### Tasks to carry out
1 – According to the text on doctor blade end seals, what happens if folds form in the Teflon® sheet?
2 – Continue the text on chambered doctor blade end seals from its final sentence.

### Supplied text
--

In the above construction, seals are required at the ends of the chambered doctor blade in order to laterally enclose the liquid in the chamber. Such end seals, which are adapted to seal internally against the chambered doctor blade and against the circumferential surface of the rotating cylinder, advantageously comprise flexible sealing means made of, for example, rubber or foamed plastic material. The drawback of these sealing means is that they are thick and thus abut against a significant part of the doctor blades, which means that ink can be accumulated and dry between the sealing means and the edges of the doctor blades, which in turn causes a deteriorated function of the doctor blades. Moreover this type of sealing means has a short service life.

To cope with some of the above difficulties, end seals, which comprise a considerably thinner sheet of semi-rigid plastic material, such as polytetrafluoroethylene (PTFE, TEFLON®) have been developed. To establish a satisfactory seal against all surfaces, an accurate fit of the Teflon® sheet to the surfaces is necessary. Consequently, great dimensional accuracy is necessary in the manufacture of both the Teflon® sheet and its holder. Careful handling of the Teflon® sheet and a certain degree of skilfulness of the fitter are necessary to provide exact positioning when mounting the end seal. One more problem is the fact that there is a risk of folds forming in the Teflon® sheet when being applied against the roller. In case of folds, ink or the like will leak out of the chamber.

The problem of leakage caused by folding can be compensated for by letting an end seal comprise two or more spaced-apart thin sealing sheets to form a so-called labyrinth packing. An end seal of this kind, which in fact functions well in practice, is disclosed in DE-U-94 05 883.

--

### Records shown
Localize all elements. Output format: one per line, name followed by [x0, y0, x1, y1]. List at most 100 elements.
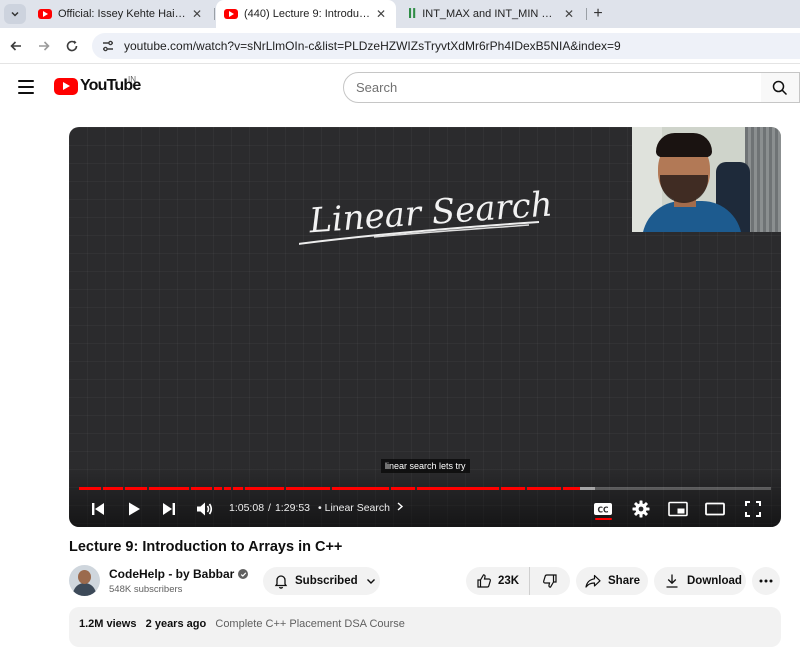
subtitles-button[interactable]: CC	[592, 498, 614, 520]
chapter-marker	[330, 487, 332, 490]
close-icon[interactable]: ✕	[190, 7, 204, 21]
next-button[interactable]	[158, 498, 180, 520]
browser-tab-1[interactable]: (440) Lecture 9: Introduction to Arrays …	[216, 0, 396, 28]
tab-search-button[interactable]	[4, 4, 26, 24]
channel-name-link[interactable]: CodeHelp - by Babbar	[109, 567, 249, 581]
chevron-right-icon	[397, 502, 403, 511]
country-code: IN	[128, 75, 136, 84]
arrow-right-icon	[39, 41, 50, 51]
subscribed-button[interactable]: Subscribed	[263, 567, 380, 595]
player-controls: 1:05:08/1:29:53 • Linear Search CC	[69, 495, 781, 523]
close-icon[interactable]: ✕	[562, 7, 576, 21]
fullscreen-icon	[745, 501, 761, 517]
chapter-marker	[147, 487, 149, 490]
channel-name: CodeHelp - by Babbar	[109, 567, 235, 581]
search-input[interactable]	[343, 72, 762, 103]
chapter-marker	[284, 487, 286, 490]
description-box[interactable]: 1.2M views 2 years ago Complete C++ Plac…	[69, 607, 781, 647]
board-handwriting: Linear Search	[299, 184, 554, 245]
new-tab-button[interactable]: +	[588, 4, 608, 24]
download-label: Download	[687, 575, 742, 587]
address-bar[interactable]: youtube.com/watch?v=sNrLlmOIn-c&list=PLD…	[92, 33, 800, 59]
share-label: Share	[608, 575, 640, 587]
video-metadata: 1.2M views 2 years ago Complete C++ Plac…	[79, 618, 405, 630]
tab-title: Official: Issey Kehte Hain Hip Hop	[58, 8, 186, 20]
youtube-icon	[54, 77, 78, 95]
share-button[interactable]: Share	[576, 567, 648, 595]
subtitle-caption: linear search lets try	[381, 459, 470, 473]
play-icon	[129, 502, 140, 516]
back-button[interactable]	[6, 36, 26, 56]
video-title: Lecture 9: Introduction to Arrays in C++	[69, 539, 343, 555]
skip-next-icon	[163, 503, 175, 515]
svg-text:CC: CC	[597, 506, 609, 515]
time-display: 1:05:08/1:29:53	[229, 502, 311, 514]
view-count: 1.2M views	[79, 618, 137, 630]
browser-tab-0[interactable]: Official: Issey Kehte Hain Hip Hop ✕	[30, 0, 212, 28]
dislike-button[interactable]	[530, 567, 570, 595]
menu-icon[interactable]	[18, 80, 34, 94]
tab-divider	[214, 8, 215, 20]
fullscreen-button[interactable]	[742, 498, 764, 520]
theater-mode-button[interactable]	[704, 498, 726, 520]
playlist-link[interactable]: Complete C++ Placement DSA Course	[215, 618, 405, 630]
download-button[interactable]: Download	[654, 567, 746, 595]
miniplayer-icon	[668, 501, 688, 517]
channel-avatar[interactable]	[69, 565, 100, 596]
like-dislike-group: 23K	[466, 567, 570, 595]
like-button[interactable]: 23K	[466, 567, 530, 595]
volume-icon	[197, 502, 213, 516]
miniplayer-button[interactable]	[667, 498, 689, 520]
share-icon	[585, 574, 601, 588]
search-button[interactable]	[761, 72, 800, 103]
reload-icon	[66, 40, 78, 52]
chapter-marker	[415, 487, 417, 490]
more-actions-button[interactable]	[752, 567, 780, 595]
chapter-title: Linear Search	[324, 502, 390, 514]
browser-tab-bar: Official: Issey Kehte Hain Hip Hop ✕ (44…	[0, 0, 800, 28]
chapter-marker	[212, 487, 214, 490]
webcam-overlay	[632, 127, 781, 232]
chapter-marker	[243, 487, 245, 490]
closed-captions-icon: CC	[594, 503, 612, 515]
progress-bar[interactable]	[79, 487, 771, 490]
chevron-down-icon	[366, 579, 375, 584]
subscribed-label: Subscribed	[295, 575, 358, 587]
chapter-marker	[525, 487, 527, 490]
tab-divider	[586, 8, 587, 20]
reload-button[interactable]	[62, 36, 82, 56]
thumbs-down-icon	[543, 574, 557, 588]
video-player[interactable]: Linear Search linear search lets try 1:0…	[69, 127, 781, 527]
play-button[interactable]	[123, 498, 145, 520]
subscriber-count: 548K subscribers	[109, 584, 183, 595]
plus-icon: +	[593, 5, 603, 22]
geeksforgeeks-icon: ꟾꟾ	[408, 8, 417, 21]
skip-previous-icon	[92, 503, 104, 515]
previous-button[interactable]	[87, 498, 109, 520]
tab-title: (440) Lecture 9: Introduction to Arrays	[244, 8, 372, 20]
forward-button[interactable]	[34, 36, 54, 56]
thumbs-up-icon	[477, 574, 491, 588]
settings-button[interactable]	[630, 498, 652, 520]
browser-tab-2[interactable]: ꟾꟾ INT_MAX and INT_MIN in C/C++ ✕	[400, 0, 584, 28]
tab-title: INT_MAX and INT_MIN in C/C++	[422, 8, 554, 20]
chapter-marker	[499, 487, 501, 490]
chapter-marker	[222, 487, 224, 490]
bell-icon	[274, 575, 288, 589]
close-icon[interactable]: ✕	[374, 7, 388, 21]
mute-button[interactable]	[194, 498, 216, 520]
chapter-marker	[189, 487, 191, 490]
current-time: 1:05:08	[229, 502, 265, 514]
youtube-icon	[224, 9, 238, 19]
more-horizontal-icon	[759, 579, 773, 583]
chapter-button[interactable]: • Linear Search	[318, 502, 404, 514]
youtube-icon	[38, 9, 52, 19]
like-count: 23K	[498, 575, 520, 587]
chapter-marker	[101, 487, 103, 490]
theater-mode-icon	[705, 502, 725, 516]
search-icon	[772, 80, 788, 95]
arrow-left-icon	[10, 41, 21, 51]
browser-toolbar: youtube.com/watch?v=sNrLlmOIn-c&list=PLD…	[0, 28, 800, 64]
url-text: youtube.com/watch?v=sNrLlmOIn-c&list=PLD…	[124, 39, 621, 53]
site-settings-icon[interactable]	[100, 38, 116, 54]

--

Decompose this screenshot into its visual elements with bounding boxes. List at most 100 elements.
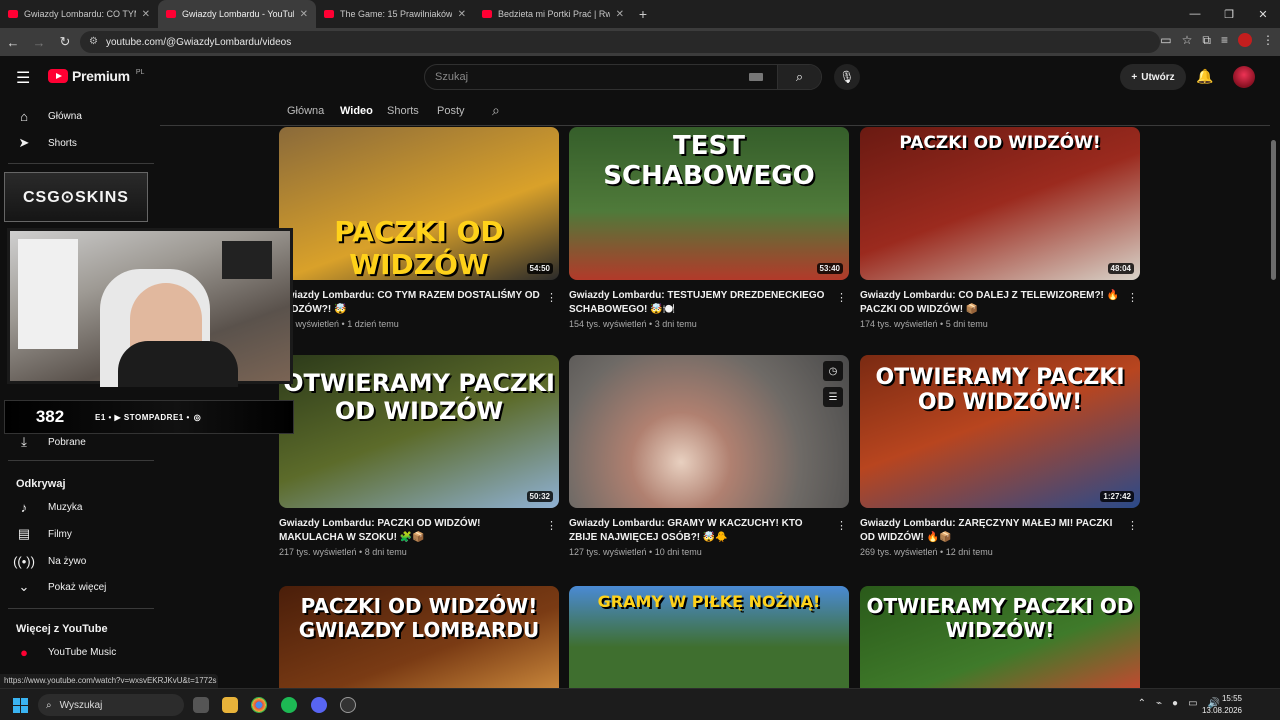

--

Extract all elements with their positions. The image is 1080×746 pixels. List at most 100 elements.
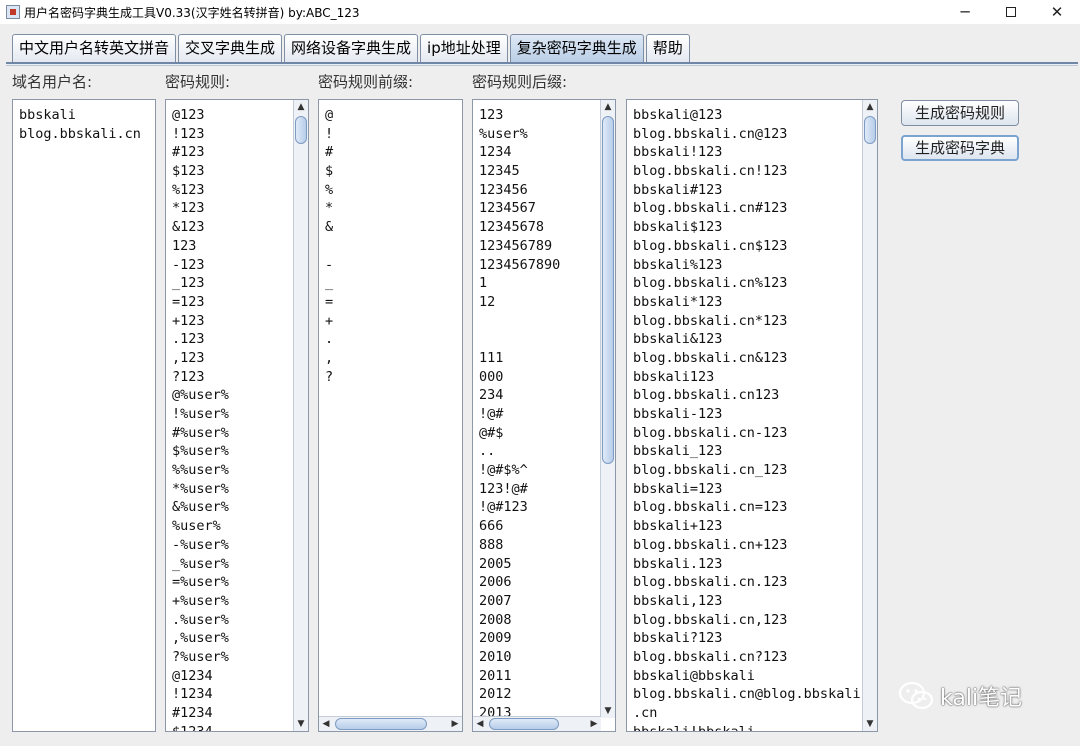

--

### Per-task outputs
1 – Ink or the like leaks out of the chamber.

2 –
A problem of end seals which comprise a plurality of thin sheets made of e.g. Teflon®, however, resides in a more complicated construction. The fact that the end seal consists of many parts and comprises a plurality of Teflon® sheets also means that it will be expensive. Moreover, today's quick-drying inks will have time to dry in the gap forming between the sealing sheets in the application against the roller, which means that the labyrinth effect will partly be lost.

SUMMARY OF THE INVENTION

In view hereof, the object of the present invention is to provide an end sealing device which is improved in relation to prior-art and which at least partly solves the above problems.

This object is achieved on the one hand by means of a device having the features recited in independent claim 1 and, on the other hand, by means of a chambered doctor blade having the features as defined in claim 20.

Additional distinguishing features and advantages of the invention are apparent from the dependent claims and the following description.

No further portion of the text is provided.